== DATASET EXCERPTS ==
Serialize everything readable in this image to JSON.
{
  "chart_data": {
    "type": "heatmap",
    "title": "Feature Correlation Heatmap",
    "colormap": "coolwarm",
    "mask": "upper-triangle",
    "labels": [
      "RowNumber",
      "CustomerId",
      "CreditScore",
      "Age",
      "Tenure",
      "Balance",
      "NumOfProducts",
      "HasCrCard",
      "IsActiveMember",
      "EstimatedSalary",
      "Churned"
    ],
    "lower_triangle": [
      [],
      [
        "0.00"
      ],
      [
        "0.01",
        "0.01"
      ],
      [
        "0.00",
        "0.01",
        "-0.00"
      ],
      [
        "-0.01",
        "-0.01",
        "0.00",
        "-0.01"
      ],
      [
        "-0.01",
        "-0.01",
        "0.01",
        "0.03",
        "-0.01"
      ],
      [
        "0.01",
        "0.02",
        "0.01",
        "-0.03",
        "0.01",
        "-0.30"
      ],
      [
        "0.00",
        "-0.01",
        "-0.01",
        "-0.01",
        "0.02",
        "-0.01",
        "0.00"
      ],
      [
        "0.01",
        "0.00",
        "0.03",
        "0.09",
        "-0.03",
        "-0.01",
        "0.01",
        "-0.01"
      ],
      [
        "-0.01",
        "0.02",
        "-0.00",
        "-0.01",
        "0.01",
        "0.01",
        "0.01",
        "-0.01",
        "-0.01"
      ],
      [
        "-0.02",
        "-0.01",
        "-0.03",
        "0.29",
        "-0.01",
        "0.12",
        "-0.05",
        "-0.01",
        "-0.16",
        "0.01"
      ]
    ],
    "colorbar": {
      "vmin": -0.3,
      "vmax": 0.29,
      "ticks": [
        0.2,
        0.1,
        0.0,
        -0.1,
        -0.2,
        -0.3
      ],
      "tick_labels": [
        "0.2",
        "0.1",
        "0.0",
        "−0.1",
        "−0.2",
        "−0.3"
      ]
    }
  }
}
===
== DATASET EXCERPTS ==
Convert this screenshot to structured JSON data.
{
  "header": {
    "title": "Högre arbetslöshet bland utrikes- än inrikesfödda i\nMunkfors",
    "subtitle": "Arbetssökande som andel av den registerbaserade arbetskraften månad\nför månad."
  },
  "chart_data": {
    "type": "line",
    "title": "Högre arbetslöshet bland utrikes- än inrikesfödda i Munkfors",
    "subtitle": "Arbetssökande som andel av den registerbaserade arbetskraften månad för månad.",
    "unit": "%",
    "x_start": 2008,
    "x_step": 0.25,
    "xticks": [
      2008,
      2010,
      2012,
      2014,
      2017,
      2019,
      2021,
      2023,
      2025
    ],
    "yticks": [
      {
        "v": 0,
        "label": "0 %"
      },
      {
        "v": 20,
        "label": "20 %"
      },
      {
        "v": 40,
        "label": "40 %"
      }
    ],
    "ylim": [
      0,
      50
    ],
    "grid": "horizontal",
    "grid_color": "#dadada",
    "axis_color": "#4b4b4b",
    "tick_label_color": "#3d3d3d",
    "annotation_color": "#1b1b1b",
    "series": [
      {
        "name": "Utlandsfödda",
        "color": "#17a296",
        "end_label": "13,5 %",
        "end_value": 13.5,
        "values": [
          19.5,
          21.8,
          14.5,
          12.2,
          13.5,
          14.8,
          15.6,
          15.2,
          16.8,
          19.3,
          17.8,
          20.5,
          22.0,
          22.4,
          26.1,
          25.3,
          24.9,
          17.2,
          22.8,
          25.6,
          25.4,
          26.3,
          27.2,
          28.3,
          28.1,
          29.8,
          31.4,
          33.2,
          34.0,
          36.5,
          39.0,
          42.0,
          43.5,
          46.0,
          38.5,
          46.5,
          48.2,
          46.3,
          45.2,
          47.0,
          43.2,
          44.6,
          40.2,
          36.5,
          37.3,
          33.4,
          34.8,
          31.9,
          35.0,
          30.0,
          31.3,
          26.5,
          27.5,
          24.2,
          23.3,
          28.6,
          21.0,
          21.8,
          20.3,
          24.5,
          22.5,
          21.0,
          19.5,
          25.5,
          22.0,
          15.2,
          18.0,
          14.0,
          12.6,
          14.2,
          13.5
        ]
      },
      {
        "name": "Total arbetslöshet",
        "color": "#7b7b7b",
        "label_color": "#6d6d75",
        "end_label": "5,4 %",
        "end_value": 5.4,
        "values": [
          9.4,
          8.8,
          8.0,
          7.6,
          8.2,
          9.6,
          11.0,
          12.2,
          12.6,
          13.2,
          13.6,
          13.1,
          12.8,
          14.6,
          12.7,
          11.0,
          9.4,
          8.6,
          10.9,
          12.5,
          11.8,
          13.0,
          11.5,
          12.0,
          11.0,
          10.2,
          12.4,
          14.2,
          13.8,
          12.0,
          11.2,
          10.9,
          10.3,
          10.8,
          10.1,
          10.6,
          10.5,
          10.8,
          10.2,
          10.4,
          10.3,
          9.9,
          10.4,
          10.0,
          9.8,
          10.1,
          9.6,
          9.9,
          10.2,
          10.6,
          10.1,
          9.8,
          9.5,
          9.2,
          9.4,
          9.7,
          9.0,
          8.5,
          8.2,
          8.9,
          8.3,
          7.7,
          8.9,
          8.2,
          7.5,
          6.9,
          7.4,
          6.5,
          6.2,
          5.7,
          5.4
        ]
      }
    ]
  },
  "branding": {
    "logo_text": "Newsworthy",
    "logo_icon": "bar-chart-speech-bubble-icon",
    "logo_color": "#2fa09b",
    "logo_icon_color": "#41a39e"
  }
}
===
Copy each line of the records above that carries the word "Arbetssökande".

TASK RESPONSE =
    "subtitle": "Arbetssökande som andel av den registerbaserade arbetskraften månad\nför månad."
    "subtitle": "Arbetssökande som andel av den registerbaserade arbetskraften månad för månad.",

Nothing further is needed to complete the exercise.